GIVEN REQUEST -> Copy every entry exactly as given, minus the images.

[Data excerpts]
..............................

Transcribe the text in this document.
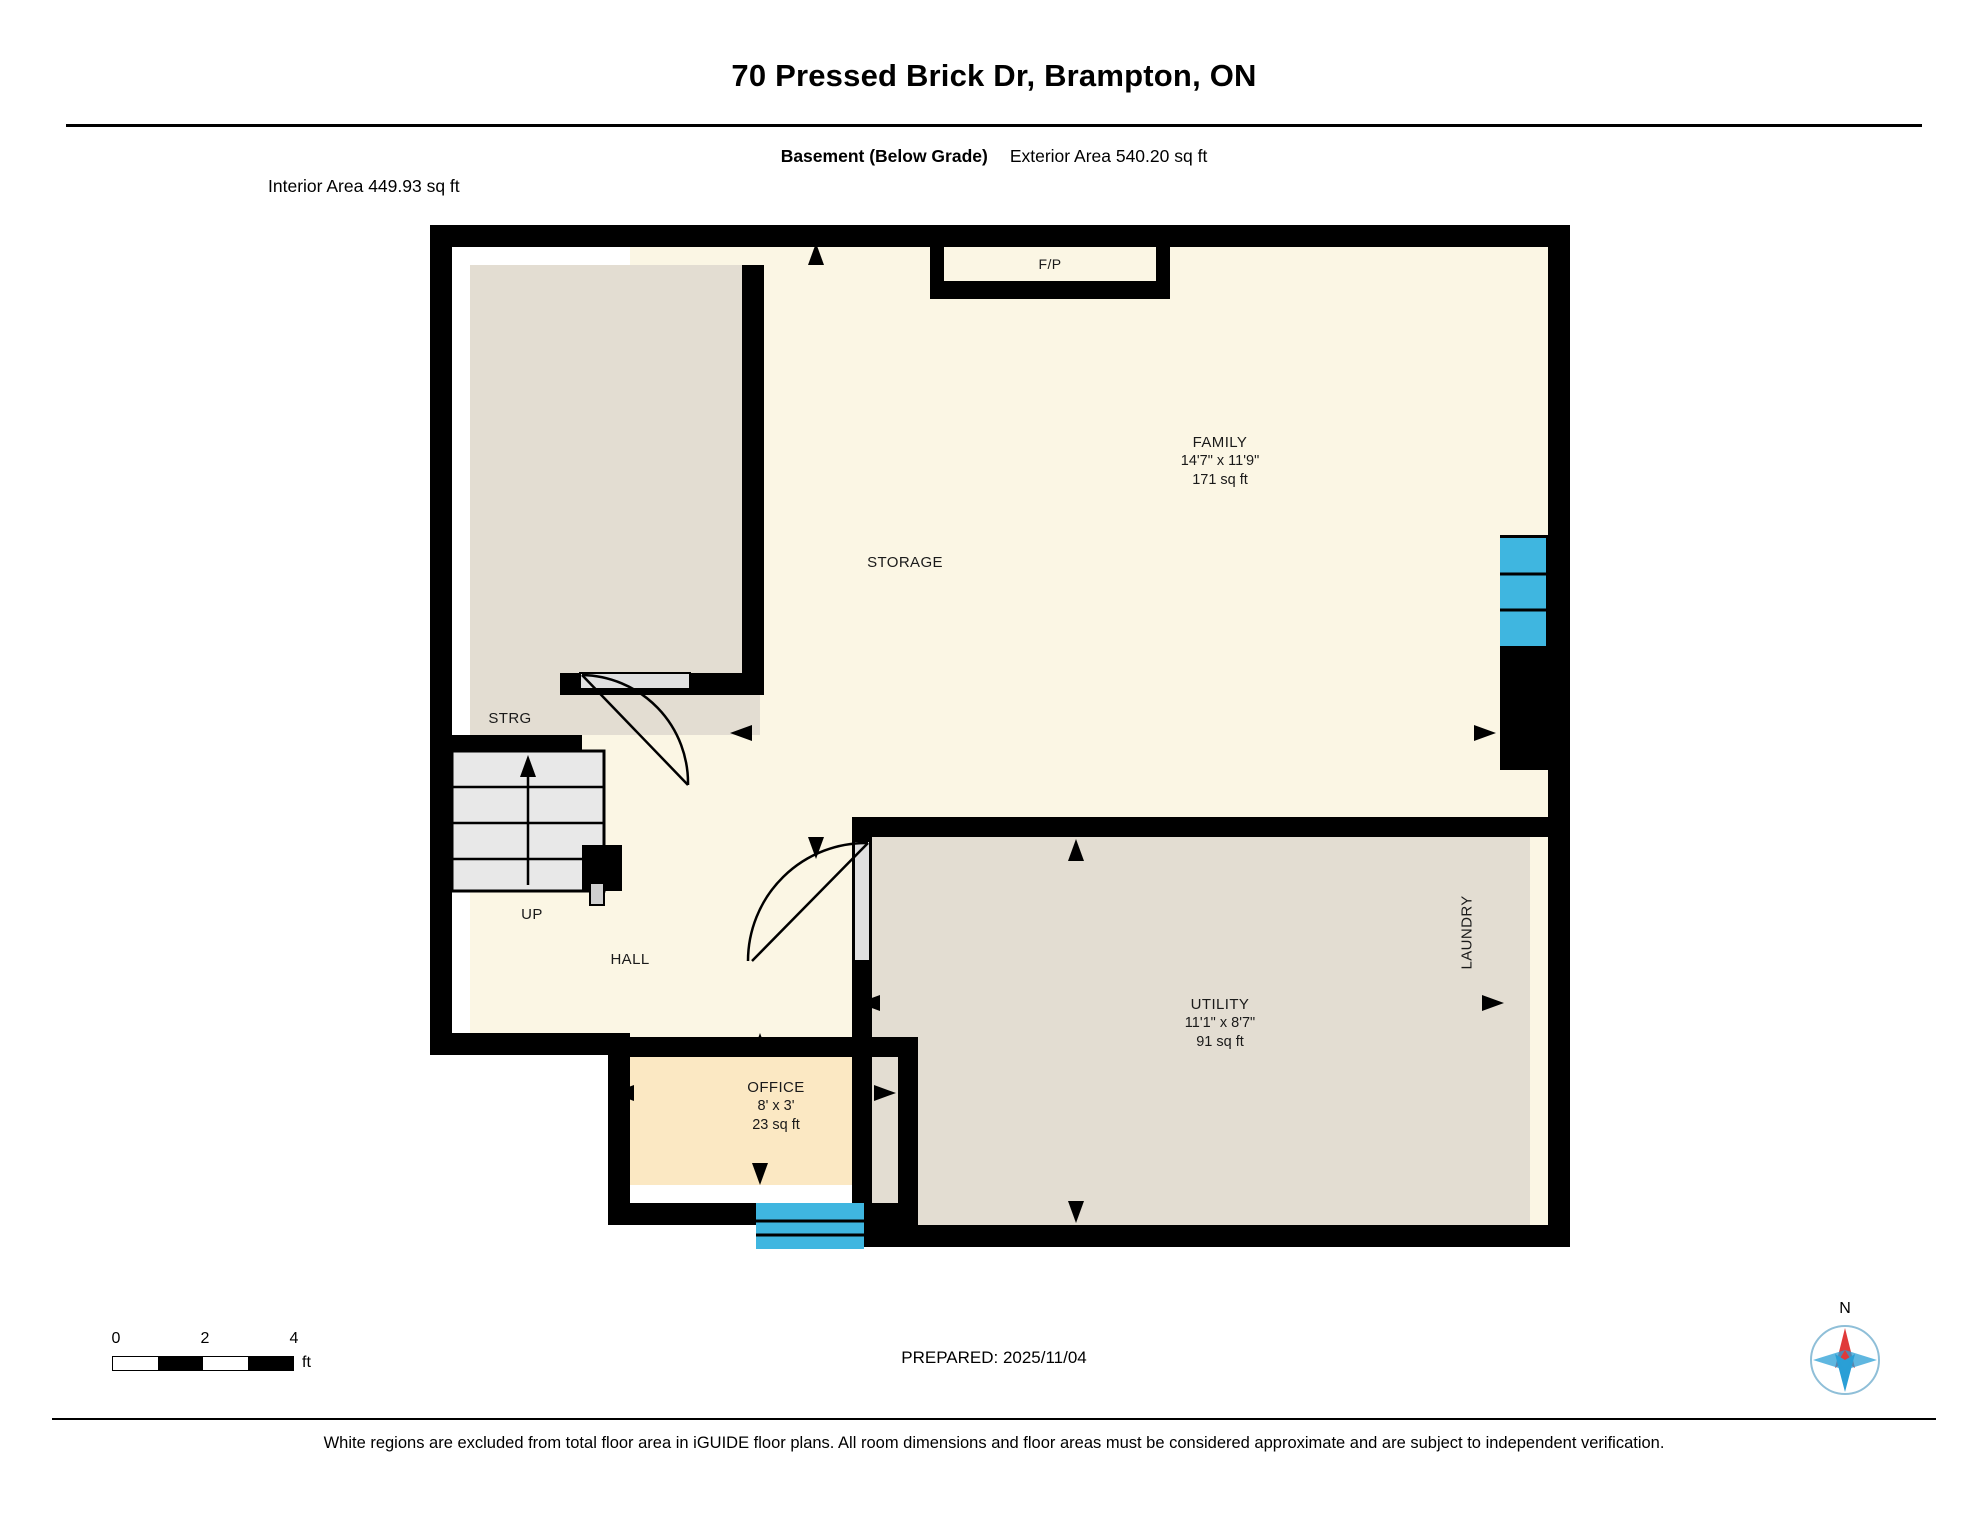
70 Pressed Brick Dr, Brampton, ON
Basement (Below Grade) Exterior Area 540.20 sq ft
Interior Area 449.93 sq ft
STORAGE
STRG
FAMILY
14'7" x 11'9"
171 sq ft
HALL
UTILITY
11'1" x 8'7"
91 sq ft
LAUNDRY
OFFICE
8' x 3'
23 sq ft
F/P
UP
0	2	4
ft	PREPARED: 2025/11/04
N
White regions are excluded from total floor area in iGUIDE floor plans. All room dimensions and floor areas must be considered approximate and are subject to independent verification.
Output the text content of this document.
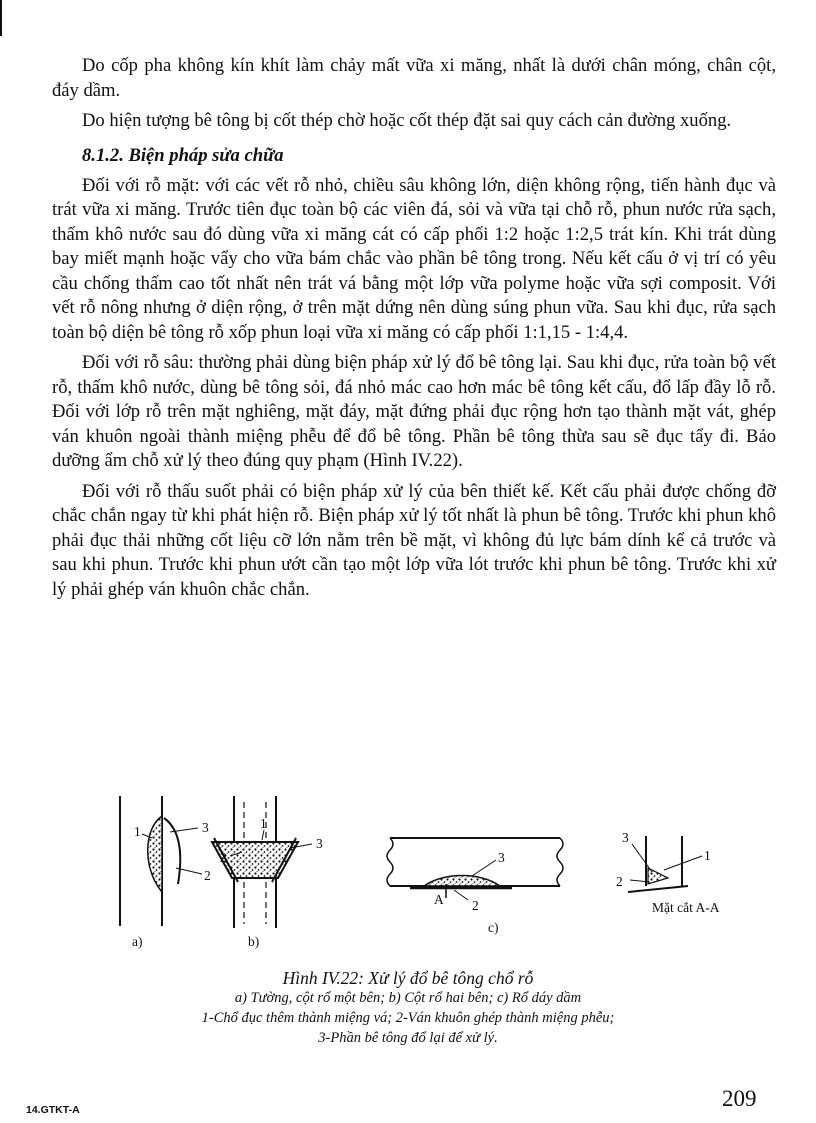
Do cốp pha không kín khít làm chảy mất vữa xi măng, nhất là dưới chân móng, chân cột, đáy dầm.

Do hiện tượng bê tông bị cốt thép chờ hoặc cốt thép đặt sai quy cách cản đường xuống.

8.1.2. Biện pháp sửa chữa

Đối với rỗ mặt: với các vết rỗ nhỏ, chiều sâu không lớn, diện không rộng, tiến hành đục và trát vữa xi măng. Trước tiên đục toàn bộ các viên đá, sỏi và vữa tại chỗ rỗ, phun nước rửa sạch, thấm khô nước sau đó dùng vữa xi măng cát có cấp phối 1:2 hoặc 1:2,5 trát kín. Khi trát dùng bay miết mạnh hoặc vẩy cho vữa bám chắc vào phần bê tông trong. Nếu kết cấu ở vị trí có yêu cầu chống thấm cao tốt nhất nên trát vá bằng một lớp vữa polyme hoặc vữa sợi composit. Với vết rỗ nông nhưng ở diện rộng, ở trên mặt dứng nên dùng súng phun vữa. Sau khi đục, rửa sạch toàn bộ diện bê tông rỗ xốp phun loại vữa xi măng có cấp phối 1:1,15 - 1:4,4.

Đối với rỗ sâu: thường phải dùng biện pháp xử lý đổ bê tông lại. Sau khi đục, rửa toàn bộ vết rỗ, thấm khô nước, dùng bê tông sỏi, đá nhỏ mác cao hơn mác bê tông kết cấu, đổ lấp đầy lỗ rỗ. Đối với lớp rỗ trên mặt nghiêng, mặt đáy, mặt đứng phải đục rộng hơn tạo thành mặt vát, ghép ván khuôn ngoài thành miệng phễu để đổ bê tông. Phần bê tông thừa sau sẽ đục tẩy đi. Bảo dưỡng ẩm chỗ xử lý theo đúng quy phạm (Hình IV.22).

Đối với rỗ thấu suốt phải có biện pháp xử lý của bên thiết kế. Kết cấu phải được chống đỡ chắc chắn ngay từ khi phát hiện rỗ. Biện pháp xử lý tốt nhất là phun bê tông. Trước khi phun khô phải đục thải những cốt liệu cỡ lớn nằm trên bề mặt, vì không đủ lực bám dính kể cả trước và sau khi phun. Trước khi phun ướt cần tạo một lớp vữa lót trước khi phun bê tông. Trước khi xử lý phải ghép ván khuôn chắc chắn.

1	3
2
a)
2
1
3
b)
3
A 2
c)
3
1
2
Mặt cắt A-A
Hình IV.22: Xử lý đổ bê tông chổ rỗ
a) Tường, cột rổ một bên; b) Cột rổ hai bên; c) Rổ dáy dầm
1-Chổ đục thêm thành miệng vá; 2-Ván khuôn ghép thành miệng phễu;
3-Phần bê tông đổ lại để xử lý.
14.GTKT-A	209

..............................

COMPLETE RESPONSE ->
Transcribe the text in this document.
70 Pressed Brick Dr, Brampton, ON
Basement (Below Grade) Exterior Area 540.20 sq ft
Interior Area 449.93 sq ft
STORAGE
STRG
FAMILY
14'7" x 11'9"
171 sq ft
HALL
UTILITY
11'1" x 8'7"
91 sq ft
LAUNDRY
OFFICE
8' x 3'
23 sq ft
F/P
UP
0	2	4
ft	PREPARED: 2025/11/04
N
White regions are excluded from total floor area in iGUIDE floor plans. All room dimensions and floor areas must be considered approximate and are subject to independent verification.
Output the text content of this document.
Do cốp pha không kín khít làm chảy mất vữa xi măng, nhất là dưới chân móng, chân cột, đáy dầm.

Do hiện tượng bê tông bị cốt thép chờ hoặc cốt thép đặt sai quy cách cản đường xuống.

8.1.2. Biện pháp sửa chữa

Đối với rỗ mặt: với các vết rỗ nhỏ, chiều sâu không lớn, diện không rộng, tiến hành đục và trát vữa xi măng. Trước tiên đục toàn bộ các viên đá, sỏi và vữa tại chỗ rỗ, phun nước rửa sạch, thấm khô nước sau đó dùng vữa xi măng cát có cấp phối 1:2 hoặc 1:2,5 trát kín. Khi trát dùng bay miết mạnh hoặc vẩy cho vữa bám chắc vào phần bê tông trong. Nếu kết cấu ở vị trí có yêu cầu chống thấm cao tốt nhất nên trát vá bằng một lớp vữa polyme hoặc vữa sợi composit. Với vết rỗ nông nhưng ở diện rộng, ở trên mặt dứng nên dùng súng phun vữa. Sau khi đục, rửa sạch toàn bộ diện bê tông rỗ xốp phun loại vữa xi măng có cấp phối 1:1,15 - 1:4,4.

Đối với rỗ sâu: thường phải dùng biện pháp xử lý đổ bê tông lại. Sau khi đục, rửa toàn bộ vết rỗ, thấm khô nước, dùng bê tông sỏi, đá nhỏ mác cao hơn mác bê tông kết cấu, đổ lấp đầy lỗ rỗ. Đối với lớp rỗ trên mặt nghiêng, mặt đáy, mặt đứng phải đục rộng hơn tạo thành mặt vát, ghép ván khuôn ngoài thành miệng phễu để đổ bê tông. Phần bê tông thừa sau sẽ đục tẩy đi. Bảo dưỡng ẩm chỗ xử lý theo đúng quy phạm (Hình IV.22).

Đối với rỗ thấu suốt phải có biện pháp xử lý của bên thiết kế. Kết cấu phải được chống đỡ chắc chắn ngay từ khi phát hiện rỗ. Biện pháp xử lý tốt nhất là phun bê tông. Trước khi phun khô phải đục thải những cốt liệu cỡ lớn nằm trên bề mặt, vì không đủ lực bám dính kể cả trước và sau khi phun. Trước khi phun ướt cần tạo một lớp vữa lót trước khi phun bê tông. Trước khi xử lý phải ghép ván khuôn chắc chắn.

1	3
2
a)
2
1
3
b)
3
A 2
c)
3
1
2
Mặt cắt A-A
Hình IV.22: Xử lý đổ bê tông chổ rỗ
a) Tường, cột rổ một bên; b) Cột rổ hai bên; c) Rổ dáy dầm
1-Chổ đục thêm thành miệng vá; 2-Ván khuôn ghép thành miệng phễu;
3-Phần bê tông đổ lại để xử lý.
14.GTKT-A	209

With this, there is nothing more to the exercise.